Collected data ▸
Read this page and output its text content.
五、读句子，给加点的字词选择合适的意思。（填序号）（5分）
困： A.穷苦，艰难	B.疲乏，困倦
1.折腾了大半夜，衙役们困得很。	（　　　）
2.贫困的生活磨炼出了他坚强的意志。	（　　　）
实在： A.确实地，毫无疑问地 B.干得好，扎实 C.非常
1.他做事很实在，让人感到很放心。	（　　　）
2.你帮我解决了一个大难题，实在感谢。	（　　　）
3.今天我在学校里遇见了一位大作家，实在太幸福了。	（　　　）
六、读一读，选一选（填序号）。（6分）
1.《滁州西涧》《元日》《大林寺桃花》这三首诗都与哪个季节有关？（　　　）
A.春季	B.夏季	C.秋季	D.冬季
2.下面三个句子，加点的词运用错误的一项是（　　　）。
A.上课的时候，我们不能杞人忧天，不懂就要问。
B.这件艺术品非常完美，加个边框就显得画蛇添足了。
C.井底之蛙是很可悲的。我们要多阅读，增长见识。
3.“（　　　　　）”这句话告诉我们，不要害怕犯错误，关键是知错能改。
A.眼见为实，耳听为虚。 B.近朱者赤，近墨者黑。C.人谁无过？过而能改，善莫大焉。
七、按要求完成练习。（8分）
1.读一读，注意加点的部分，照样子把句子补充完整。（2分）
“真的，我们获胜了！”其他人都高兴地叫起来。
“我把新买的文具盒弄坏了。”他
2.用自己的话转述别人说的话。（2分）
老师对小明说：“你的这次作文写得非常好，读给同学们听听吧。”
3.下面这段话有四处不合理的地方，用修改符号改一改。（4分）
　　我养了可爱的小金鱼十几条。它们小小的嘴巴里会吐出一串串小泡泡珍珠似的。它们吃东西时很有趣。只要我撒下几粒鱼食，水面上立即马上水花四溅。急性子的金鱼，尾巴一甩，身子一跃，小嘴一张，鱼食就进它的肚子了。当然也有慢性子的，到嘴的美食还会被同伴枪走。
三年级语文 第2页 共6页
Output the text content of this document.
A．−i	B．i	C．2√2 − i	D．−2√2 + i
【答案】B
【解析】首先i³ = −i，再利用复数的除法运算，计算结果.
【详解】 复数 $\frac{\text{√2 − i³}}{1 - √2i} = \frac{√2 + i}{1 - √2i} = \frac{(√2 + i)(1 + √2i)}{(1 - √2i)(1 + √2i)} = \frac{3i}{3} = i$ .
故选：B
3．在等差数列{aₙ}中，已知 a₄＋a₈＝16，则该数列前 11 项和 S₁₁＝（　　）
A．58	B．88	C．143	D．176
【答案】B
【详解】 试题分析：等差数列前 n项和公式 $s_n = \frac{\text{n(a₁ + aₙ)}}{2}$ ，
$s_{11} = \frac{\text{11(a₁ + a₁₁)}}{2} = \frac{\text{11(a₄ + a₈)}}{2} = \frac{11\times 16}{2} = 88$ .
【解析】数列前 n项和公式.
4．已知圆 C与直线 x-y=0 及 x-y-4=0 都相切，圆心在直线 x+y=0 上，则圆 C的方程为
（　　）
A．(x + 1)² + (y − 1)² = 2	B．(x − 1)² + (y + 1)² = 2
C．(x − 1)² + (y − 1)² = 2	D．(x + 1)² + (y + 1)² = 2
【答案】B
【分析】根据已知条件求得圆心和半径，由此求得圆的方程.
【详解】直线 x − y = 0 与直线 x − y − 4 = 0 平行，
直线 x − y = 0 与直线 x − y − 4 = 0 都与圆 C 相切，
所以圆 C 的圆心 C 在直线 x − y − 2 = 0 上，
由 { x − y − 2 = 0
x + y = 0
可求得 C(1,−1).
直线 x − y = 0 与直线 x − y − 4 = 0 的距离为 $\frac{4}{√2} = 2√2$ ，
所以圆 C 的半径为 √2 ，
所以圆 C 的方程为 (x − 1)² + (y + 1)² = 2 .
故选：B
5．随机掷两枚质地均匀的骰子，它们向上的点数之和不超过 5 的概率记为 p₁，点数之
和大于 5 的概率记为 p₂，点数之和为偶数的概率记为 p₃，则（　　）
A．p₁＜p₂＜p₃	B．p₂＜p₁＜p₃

What you need to do ▸ Output the lines above verbatim and in full.

Written response ▸
Read this page and output its text content.
五、读句子，给加点的字词选择合适的意思。（填序号）（5分）
困： A.穷苦，艰难	B.疲乏，困倦
1.折腾了大半夜，衙役们困得很。	（　　　）
2.贫困的生活磨炼出了他坚强的意志。	（　　　）
实在： A.确实地，毫无疑问地 B.干得好，扎实 C.非常
1.他做事很实在，让人感到很放心。	（　　　）
2.你帮我解决了一个大难题，实在感谢。	（　　　）
3.今天我在学校里遇见了一位大作家，实在太幸福了。	（　　　）
六、读一读，选一选（填序号）。（6分）
1.《滁州西涧》《元日》《大林寺桃花》这三首诗都与哪个季节有关？（　　　）
A.春季	B.夏季	C.秋季	D.冬季
2.下面三个句子，加点的词运用错误的一项是（　　　）。
A.上课的时候，我们不能杞人忧天，不懂就要问。
B.这件艺术品非常完美，加个边框就显得画蛇添足了。
C.井底之蛙是很可悲的。我们要多阅读，增长见识。
3.“（　　　　　）”这句话告诉我们，不要害怕犯错误，关键是知错能改。
A.眼见为实，耳听为虚。 B.近朱者赤，近墨者黑。C.人谁无过？过而能改，善莫大焉。
七、按要求完成练习。（8分）
1.读一读，注意加点的部分，照样子把句子补充完整。（2分）
“真的，我们获胜了！”其他人都高兴地叫起来。
“我把新买的文具盒弄坏了。”他
2.用自己的话转述别人说的话。（2分）
老师对小明说：“你的这次作文写得非常好，读给同学们听听吧。”
3.下面这段话有四处不合理的地方，用修改符号改一改。（4分）
　　我养了可爱的小金鱼十几条。它们小小的嘴巴里会吐出一串串小泡泡珍珠似的。它们吃东西时很有趣。只要我撒下几粒鱼食，水面上立即马上水花四溅。急性子的金鱼，尾巴一甩，身子一跃，小嘴一张，鱼食就进它的肚子了。当然也有慢性子的，到嘴的美食还会被同伴枪走。
三年级语文 第2页 共6页
Output the text content of this document.
A．−i	B．i	C．2√2 − i	D．−2√2 + i
【答案】B
【解析】首先i³ = −i，再利用复数的除法运算，计算结果.
【详解】 复数 $\frac{\text{√2 − i³}}{1 - √2i} = \frac{√2 + i}{1 - √2i} = \frac{(√2 + i)(1 + √2i)}{(1 - √2i)(1 + √2i)} = \frac{3i}{3} = i$ .
故选：B
3．在等差数列{aₙ}中，已知 a₄＋a₈＝16，则该数列前 11 项和 S₁₁＝（　　）
A．58	B．88	C．143	D．176
【答案】B
【详解】 试题分析：等差数列前 n项和公式 $s_n = \frac{\text{n(a₁ + aₙ)}}{2}$ ，
$s_{11} = \frac{\text{11(a₁ + a₁₁)}}{2} = \frac{\text{11(a₄ + a₈)}}{2} = \frac{11\times 16}{2} = 88$ .
【解析】数列前 n项和公式.
4．已知圆 C与直线 x-y=0 及 x-y-4=0 都相切，圆心在直线 x+y=0 上，则圆 C的方程为
（　　）
A．(x + 1)² + (y − 1)² = 2	B．(x − 1)² + (y + 1)² = 2
C．(x − 1)² + (y − 1)² = 2	D．(x + 1)² + (y + 1)² = 2
【答案】B
【分析】根据已知条件求得圆心和半径，由此求得圆的方程.
【详解】直线 x − y = 0 与直线 x − y − 4 = 0 平行，
直线 x − y = 0 与直线 x − y − 4 = 0 都与圆 C 相切，
所以圆 C 的圆心 C 在直线 x − y − 2 = 0 上，
由 { x − y − 2 = 0
x + y = 0
可求得 C(1,−1).
直线 x − y = 0 与直线 x − y − 4 = 0 的距离为 $\frac{4}{√2} = 2√2$ ，
所以圆 C 的半径为 √2 ，
所以圆 C 的方程为 (x − 1)² + (y + 1)² = 2 .
故选：B
5．随机掷两枚质地均匀的骰子，它们向上的点数之和不超过 5 的概率记为 p₁，点数之
和大于 5 的概率记为 p₂，点数之和为偶数的概率记为 p₃，则（　　）
A．p₁＜p₂＜p₃	B．p₂＜p₁＜p₃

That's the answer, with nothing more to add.